Dataset entries for page text
---

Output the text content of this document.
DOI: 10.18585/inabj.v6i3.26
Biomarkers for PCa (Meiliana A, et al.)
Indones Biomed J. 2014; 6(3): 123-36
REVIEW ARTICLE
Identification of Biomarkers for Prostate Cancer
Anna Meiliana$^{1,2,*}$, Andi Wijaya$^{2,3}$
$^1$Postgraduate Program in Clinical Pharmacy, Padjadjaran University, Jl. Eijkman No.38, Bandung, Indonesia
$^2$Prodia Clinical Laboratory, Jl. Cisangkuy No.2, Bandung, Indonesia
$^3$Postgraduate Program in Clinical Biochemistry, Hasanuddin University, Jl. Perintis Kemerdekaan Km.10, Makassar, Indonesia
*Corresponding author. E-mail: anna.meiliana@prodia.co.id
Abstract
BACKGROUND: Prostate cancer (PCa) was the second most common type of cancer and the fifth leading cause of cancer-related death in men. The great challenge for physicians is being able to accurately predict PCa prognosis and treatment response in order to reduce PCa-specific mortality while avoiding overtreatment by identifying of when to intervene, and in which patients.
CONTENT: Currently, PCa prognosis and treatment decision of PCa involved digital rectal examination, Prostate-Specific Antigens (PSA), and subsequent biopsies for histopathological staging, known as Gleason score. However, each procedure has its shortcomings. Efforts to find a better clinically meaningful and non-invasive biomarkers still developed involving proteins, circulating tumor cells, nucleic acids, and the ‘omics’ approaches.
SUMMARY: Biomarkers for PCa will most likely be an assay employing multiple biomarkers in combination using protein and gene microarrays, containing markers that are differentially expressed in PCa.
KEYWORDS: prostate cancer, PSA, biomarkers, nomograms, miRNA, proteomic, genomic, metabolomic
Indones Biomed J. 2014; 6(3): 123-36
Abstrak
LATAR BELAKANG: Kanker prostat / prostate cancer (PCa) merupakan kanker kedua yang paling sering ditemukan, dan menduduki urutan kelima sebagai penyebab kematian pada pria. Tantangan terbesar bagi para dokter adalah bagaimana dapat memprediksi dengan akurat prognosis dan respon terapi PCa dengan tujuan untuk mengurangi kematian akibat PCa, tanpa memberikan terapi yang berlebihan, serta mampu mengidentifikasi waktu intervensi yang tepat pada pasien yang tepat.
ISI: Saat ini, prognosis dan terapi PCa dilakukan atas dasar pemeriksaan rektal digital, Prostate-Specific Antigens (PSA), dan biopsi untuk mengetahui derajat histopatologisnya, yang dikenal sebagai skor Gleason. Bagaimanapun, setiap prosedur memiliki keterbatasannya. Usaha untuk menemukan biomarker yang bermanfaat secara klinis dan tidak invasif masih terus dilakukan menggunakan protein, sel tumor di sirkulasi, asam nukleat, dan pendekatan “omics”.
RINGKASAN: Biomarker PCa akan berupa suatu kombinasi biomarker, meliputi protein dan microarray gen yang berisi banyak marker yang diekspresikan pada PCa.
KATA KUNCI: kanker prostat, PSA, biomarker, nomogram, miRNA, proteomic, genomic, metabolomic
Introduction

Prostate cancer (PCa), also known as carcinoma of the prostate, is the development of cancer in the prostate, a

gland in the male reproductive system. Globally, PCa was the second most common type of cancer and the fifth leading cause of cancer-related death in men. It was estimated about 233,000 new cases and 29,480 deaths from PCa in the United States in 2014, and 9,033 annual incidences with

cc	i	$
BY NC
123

---

▶ Problem to solve
Recopy all the entries faithfully, leaving none out.

▶ Reply to the exercise
Output the text content of this document.
DOI: 10.18585/inabj.v6i3.26
Biomarkers for PCa (Meiliana A, et al.)
Indones Biomed J. 2014; 6(3): 123-36
REVIEW ARTICLE
Identification of Biomarkers for Prostate Cancer
Anna Meiliana$^{1,2,*}$, Andi Wijaya$^{2,3}$
$^1$Postgraduate Program in Clinical Pharmacy, Padjadjaran University, Jl. Eijkman No.38, Bandung, Indonesia
$^2$Prodia Clinical Laboratory, Jl. Cisangkuy No.2, Bandung, Indonesia
$^3$Postgraduate Program in Clinical Biochemistry, Hasanuddin University, Jl. Perintis Kemerdekaan Km.10, Makassar, Indonesia
*Corresponding author. E-mail: anna.meiliana@prodia.co.id
Abstract
BACKGROUND: Prostate cancer (PCa) was the second most common type of cancer and the fifth leading cause of cancer-related death in men. The great challenge for physicians is being able to accurately predict PCa prognosis and treatment response in order to reduce PCa-specific mortality while avoiding overtreatment by identifying of when to intervene, and in which patients.
CONTENT: Currently, PCa prognosis and treatment decision of PCa involved digital rectal examination, Prostate-Specific Antigens (PSA), and subsequent biopsies for histopathological staging, known as Gleason score. However, each procedure has its shortcomings. Efforts to find a better clinically meaningful and non-invasive biomarkers still developed involving proteins, circulating tumor cells, nucleic acids, and the ‘omics’ approaches.
SUMMARY: Biomarkers for PCa will most likely be an assay employing multiple biomarkers in combination using protein and gene microarrays, containing markers that are differentially expressed in PCa.
KEYWORDS: prostate cancer, PSA, biomarkers, nomograms, miRNA, proteomic, genomic, metabolomic
Indones Biomed J. 2014; 6(3): 123-36
Abstrak
LATAR BELAKANG: Kanker prostat / prostate cancer (PCa) merupakan kanker kedua yang paling sering ditemukan, dan menduduki urutan kelima sebagai penyebab kematian pada pria. Tantangan terbesar bagi para dokter adalah bagaimana dapat memprediksi dengan akurat prognosis dan respon terapi PCa dengan tujuan untuk mengurangi kematian akibat PCa, tanpa memberikan terapi yang berlebihan, serta mampu mengidentifikasi waktu intervensi yang tepat pada pasien yang tepat.
ISI: Saat ini, prognosis dan terapi PCa dilakukan atas dasar pemeriksaan rektal digital, Prostate-Specific Antigens (PSA), dan biopsi untuk mengetahui derajat histopatologisnya, yang dikenal sebagai skor Gleason. Bagaimanapun, setiap prosedur memiliki keterbatasannya. Usaha untuk menemukan biomarker yang bermanfaat secara klinis dan tidak invasif masih terus dilakukan menggunakan protein, sel tumor di sirkulasi, asam nukleat, dan pendekatan “omics”.
RINGKASAN: Biomarker PCa akan berupa suatu kombinasi biomarker, meliputi protein dan microarray gen yang berisi banyak marker yang diekspresikan pada PCa.
KATA KUNCI: kanker prostat, PSA, biomarker, nomogram, miRNA, proteomic, genomic, metabolomic
Introduction

Prostate cancer (PCa), also known as carcinoma of the prostate, is the development of cancer in the prostate, a

gland in the male reproductive system. Globally, PCa was the second most common type of cancer and the fifth leading cause of cancer-related death in men. It was estimated about 233,000 new cases and 29,480 deaths from PCa in the United States in 2014, and 9,033 annual incidences with

cc	i	$
BY NC
123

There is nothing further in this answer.